Data entries for graphics
____

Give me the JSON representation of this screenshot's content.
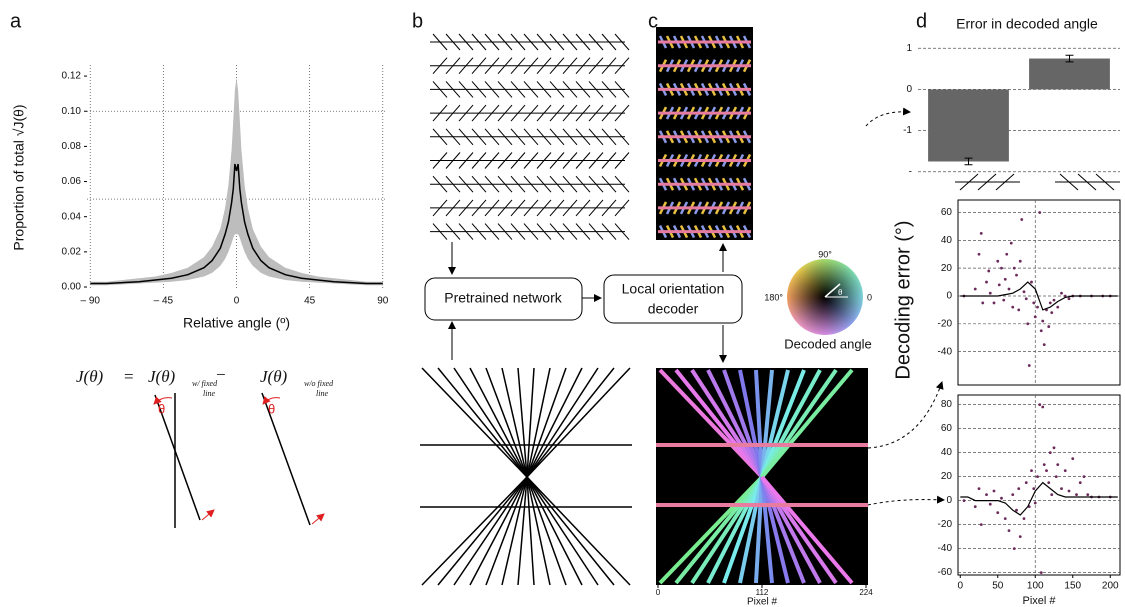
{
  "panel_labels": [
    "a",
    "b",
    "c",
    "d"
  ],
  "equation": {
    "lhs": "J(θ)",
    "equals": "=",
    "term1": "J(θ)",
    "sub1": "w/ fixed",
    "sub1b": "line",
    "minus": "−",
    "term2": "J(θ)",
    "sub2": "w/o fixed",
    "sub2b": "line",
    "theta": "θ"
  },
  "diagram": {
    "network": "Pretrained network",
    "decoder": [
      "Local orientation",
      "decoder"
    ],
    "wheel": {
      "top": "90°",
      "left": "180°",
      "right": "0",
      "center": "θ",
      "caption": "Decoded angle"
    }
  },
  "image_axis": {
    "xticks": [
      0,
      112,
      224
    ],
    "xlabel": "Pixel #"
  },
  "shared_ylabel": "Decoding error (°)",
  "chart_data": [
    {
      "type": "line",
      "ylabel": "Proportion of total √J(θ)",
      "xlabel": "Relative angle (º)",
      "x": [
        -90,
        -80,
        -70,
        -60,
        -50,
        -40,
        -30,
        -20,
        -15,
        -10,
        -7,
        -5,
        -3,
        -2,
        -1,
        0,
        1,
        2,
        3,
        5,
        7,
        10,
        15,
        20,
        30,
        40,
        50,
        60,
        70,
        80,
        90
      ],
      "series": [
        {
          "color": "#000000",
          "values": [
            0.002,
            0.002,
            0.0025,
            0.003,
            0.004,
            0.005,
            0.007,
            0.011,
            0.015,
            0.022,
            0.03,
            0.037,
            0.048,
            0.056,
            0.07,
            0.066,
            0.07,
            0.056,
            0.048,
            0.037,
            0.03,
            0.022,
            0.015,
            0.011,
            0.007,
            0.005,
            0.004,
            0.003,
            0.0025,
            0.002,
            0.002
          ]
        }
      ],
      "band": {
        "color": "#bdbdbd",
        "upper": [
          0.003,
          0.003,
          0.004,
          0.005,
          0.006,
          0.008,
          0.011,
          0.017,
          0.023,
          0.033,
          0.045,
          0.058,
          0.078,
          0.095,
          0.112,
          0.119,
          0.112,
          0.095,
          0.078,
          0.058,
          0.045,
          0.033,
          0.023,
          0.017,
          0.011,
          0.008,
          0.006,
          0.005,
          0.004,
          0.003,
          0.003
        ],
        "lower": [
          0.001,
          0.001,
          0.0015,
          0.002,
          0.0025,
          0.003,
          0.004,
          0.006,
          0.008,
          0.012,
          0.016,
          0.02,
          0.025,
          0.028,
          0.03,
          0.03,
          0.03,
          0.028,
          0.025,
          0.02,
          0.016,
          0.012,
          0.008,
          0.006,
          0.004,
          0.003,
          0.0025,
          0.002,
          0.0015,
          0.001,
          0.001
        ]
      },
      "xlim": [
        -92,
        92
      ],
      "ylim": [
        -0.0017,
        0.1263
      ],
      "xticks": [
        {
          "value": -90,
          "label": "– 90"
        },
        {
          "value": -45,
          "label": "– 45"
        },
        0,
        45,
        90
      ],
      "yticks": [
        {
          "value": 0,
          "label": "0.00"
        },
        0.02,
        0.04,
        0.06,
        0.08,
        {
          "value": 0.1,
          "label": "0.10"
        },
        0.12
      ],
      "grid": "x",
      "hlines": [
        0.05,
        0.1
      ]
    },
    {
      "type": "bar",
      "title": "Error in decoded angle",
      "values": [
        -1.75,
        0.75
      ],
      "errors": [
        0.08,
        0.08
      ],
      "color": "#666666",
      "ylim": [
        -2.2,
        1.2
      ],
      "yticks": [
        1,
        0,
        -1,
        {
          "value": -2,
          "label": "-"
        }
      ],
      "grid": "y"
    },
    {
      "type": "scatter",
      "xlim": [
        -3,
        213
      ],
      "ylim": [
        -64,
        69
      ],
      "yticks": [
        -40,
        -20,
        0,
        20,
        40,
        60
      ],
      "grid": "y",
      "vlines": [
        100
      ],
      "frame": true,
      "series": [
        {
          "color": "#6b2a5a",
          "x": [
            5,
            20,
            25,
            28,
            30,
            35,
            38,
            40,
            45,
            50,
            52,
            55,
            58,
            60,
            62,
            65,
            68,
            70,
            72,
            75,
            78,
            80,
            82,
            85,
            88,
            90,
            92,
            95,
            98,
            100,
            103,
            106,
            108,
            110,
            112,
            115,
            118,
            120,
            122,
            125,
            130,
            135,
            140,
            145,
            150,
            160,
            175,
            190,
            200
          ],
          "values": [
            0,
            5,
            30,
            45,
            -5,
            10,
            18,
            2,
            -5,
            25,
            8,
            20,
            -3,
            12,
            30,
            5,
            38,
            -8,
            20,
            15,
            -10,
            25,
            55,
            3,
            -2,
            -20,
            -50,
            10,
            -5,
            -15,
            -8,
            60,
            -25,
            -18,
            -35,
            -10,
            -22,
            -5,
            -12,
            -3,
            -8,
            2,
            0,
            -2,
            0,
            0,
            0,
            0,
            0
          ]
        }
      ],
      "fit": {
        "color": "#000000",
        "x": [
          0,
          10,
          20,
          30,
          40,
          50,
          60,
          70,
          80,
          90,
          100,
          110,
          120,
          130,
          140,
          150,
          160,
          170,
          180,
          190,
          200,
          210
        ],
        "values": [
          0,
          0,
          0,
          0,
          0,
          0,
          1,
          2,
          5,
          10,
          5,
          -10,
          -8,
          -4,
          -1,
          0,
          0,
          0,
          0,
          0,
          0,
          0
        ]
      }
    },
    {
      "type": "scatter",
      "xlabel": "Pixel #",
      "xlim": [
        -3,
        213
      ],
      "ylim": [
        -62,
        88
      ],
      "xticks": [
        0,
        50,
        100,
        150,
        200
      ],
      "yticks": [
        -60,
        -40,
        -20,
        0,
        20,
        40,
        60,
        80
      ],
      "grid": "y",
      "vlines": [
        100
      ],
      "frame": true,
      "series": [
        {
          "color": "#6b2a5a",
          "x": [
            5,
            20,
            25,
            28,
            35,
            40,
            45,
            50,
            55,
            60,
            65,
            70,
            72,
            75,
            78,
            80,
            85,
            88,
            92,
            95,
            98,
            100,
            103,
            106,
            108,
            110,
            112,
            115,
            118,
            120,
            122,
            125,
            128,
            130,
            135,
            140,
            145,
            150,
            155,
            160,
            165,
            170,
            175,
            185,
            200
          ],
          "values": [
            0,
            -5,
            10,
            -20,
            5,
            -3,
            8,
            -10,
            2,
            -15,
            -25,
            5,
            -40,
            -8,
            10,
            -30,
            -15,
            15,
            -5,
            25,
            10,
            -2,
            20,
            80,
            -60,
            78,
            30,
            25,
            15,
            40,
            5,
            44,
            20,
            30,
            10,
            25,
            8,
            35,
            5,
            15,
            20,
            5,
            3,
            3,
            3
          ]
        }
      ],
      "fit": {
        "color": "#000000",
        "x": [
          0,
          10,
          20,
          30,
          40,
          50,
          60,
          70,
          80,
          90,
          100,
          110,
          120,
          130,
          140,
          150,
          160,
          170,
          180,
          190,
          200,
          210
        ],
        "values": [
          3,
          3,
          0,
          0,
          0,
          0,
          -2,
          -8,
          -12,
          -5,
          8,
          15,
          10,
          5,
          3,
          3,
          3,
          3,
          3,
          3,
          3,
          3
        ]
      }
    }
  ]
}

____

**Exercise:**
Leave the pictures out and write out every entry exactly as given.

**Solution for this task:**
Give me the JSON representation of this screenshot's content.
{
  "panel_labels": [
    "a",
    "b",
    "c",
    "d"
  ],
  "equation": {
    "lhs": "J(θ)",
    "equals": "=",
    "term1": "J(θ)",
    "sub1": "w/ fixed",
    "sub1b": "line",
    "minus": "−",
    "term2": "J(θ)",
    "sub2": "w/o fixed",
    "sub2b": "line",
    "theta": "θ"
  },
  "diagram": {
    "network": "Pretrained network",
    "decoder": [
      "Local orientation",
      "decoder"
    ],
    "wheel": {
      "top": "90°",
      "left": "180°",
      "right": "0",
      "center": "θ",
      "caption": "Decoded angle"
    }
  },
  "image_axis": {
    "xticks": [
      0,
      112,
      224
    ],
    "xlabel": "Pixel #"
  },
  "shared_ylabel": "Decoding error (°)",
  "chart_data": [
    {
      "type": "line",
      "ylabel": "Proportion of total √J(θ)",
      "xlabel": "Relative angle (º)",
      "x": [
        -90,
        -80,
        -70,
        -60,
        -50,
        -40,
        -30,
        -20,
        -15,
        -10,
        -7,
        -5,
        -3,
        -2,
        -1,
        0,
        1,
        2,
        3,
        5,
        7,
        10,
        15,
        20,
        30,
        40,
        50,
        60,
        70,
        80,
        90
      ],
      "series": [
        {
          "color": "#000000",
          "values": [
            0.002,
            0.002,
            0.0025,
            0.003,
            0.004,
            0.005,
            0.007,
            0.011,
            0.015,
            0.022,
            0.03,
            0.037,
            0.048,
            0.056,
            0.07,
            0.066,
            0.07,
            0.056,
            0.048,
            0.037,
            0.03,
            0.022,
            0.015,
            0.011,
            0.007,
            0.005,
            0.004,
            0.003,
            0.0025,
            0.002,
            0.002
          ]
        }
      ],
      "band": {
        "color": "#bdbdbd",
        "upper": [
          0.003,
          0.003,
          0.004,
          0.005,
          0.006,
          0.008,
          0.011,
          0.017,
          0.023,
          0.033,
          0.045,
          0.058,
          0.078,
          0.095,
          0.112,
          0.119,
          0.112,
          0.095,
          0.078,
          0.058,
          0.045,
          0.033,
          0.023,
          0.017,
          0.011,
          0.008,
          0.006,
          0.005,
          0.004,
          0.003,
          0.003
        ],
        "lower": [
          0.001,
          0.001,
          0.0015,
          0.002,
          0.0025,
          0.003,
          0.004,
          0.006,
          0.008,
          0.012,
          0.016,
          0.02,
          0.025,
          0.028,
          0.03,
          0.03,
          0.03,
          0.028,
          0.025,
          0.02,
          0.016,
          0.012,
          0.008,
          0.006,
          0.004,
          0.003,
          0.0025,
          0.002,
          0.0015,
          0.001,
          0.001
        ]
      },
      "xlim": [
        -92,
        92
      ],
      "ylim": [
        -0.0017,
        0.1263
      ],
      "xticks": [
        {
          "value": -90,
          "label": "– 90"
        },
        {
          "value": -45,
          "label": "– 45"
        },
        0,
        45,
        90
      ],
      "yticks": [
        {
          "value": 0,
          "label": "0.00"
        },
        0.02,
        0.04,
        0.06,
        0.08,
        {
          "value": 0.1,
          "label": "0.10"
        },
        0.12
      ],
      "grid": "x",
      "hlines": [
        0.05,
        0.1
      ]
    },
    {
      "type": "bar",
      "title": "Error in decoded angle",
      "values": [
        -1.75,
        0.75
      ],
      "errors": [
        0.08,
        0.08
      ],
      "color": "#666666",
      "ylim": [
        -2.2,
        1.2
      ],
      "yticks": [
        1,
        0,
        -1,
        {
          "value": -2,
          "label": "-"
        }
      ],
      "grid": "y"
    },
    {
      "type": "scatter",
      "xlim": [
        -3,
        213
      ],
      "ylim": [
        -64,
        69
      ],
      "yticks": [
        -40,
        -20,
        0,
        20,
        40,
        60
      ],
      "grid": "y",
      "vlines": [
        100
      ],
      "frame": true,
      "series": [
        {
          "color": "#6b2a5a",
          "x": [
            5,
            20,
            25,
            28,
            30,
            35,
            38,
            40,
            45,
            50,
            52,
            55,
            58,
            60,
            62,
            65,
            68,
            70,
            72,
            75,
            78,
            80,
            82,
            85,
            88,
            90,
            92,
            95,
            98,
            100,
            103,
            106,
            108,
            110,
            112,
            115,
            118,
            120,
            122,
            125,
            130,
            135,
            140,
            145,
            150,
            160,
            175,
            190,
            200
          ],
          "values": [
            0,
            5,
            30,
            45,
            -5,
            10,
            18,
            2,
            -5,
            25,
            8,
            20,
            -3,
            12,
            30,
            5,
            38,
            -8,
            20,
            15,
            -10,
            25,
            55,
            3,
            -2,
            -20,
            -50,
            10,
            -5,
            -15,
            -8,
            60,
            -25,
            -18,
            -35,
            -10,
            -22,
            -5,
            -12,
            -3,
            -8,
            2,
            0,
            -2,
            0,
            0,
            0,
            0,
            0
          ]
        }
      ],
      "fit": {
        "color": "#000000",
        "x": [
          0,
          10,
          20,
          30,
          40,
          50,
          60,
          70,
          80,
          90,
          100,
          110,
          120,
          130,
          140,
          150,
          160,
          170,
          180,
          190,
          200,
          210
        ],
        "values": [
          0,
          0,
          0,
          0,
          0,
          0,
          1,
          2,
          5,
          10,
          5,
          -10,
          -8,
          -4,
          -1,
          0,
          0,
          0,
          0,
          0,
          0,
          0
        ]
      }
    },
    {
      "type": "scatter",
      "xlabel": "Pixel #",
      "xlim": [
        -3,
        213
      ],
      "ylim": [
        -62,
        88
      ],
      "xticks": [
        0,
        50,
        100,
        150,
        200
      ],
      "yticks": [
        -60,
        -40,
        -20,
        0,
        20,
        40,
        60,
        80
      ],
      "grid": "y",
      "vlines": [
        100
      ],
      "frame": true,
      "series": [
        {
          "color": "#6b2a5a",
          "x": [
            5,
            20,
            25,
            28,
            35,
            40,
            45,
            50,
            55,
            60,
            65,
            70,
            72,
            75,
            78,
            80,
            85,
            88,
            92,
            95,
            98,
            100,
            103,
            106,
            108,
            110,
            112,
            115,
            118,
            120,
            122,
            125,
            128,
            130,
            135,
            140,
            145,
            150,
            155,
            160,
            165,
            170,
            175,
            185,
            200
          ],
          "values": [
            0,
            -5,
            10,
            -20,
            5,
            -3,
            8,
            -10,
            2,
            -15,
            -25,
            5,
            -40,
            -8,
            10,
            -30,
            -15,
            15,
            -5,
            25,
            10,
            -2,
            20,
            80,
            -60,
            78,
            30,
            25,
            15,
            40,
            5,
            44,
            20,
            30,
            10,
            25,
            8,
            35,
            5,
            15,
            20,
            5,
            3,
            3,
            3
          ]
        }
      ],
      "fit": {
        "color": "#000000",
        "x": [
          0,
          10,
          20,
          30,
          40,
          50,
          60,
          70,
          80,
          90,
          100,
          110,
          120,
          130,
          140,
          150,
          160,
          170,
          180,
          190,
          200,
          210
        ],
        "values": [
          3,
          3,
          0,
          0,
          0,
          0,
          -2,
          -8,
          -12,
          -5,
          8,
          15,
          10,
          5,
          3,
          3,
          3,
          3,
          3,
          3,
          3,
          3
        ]
      }
    }
  ]
}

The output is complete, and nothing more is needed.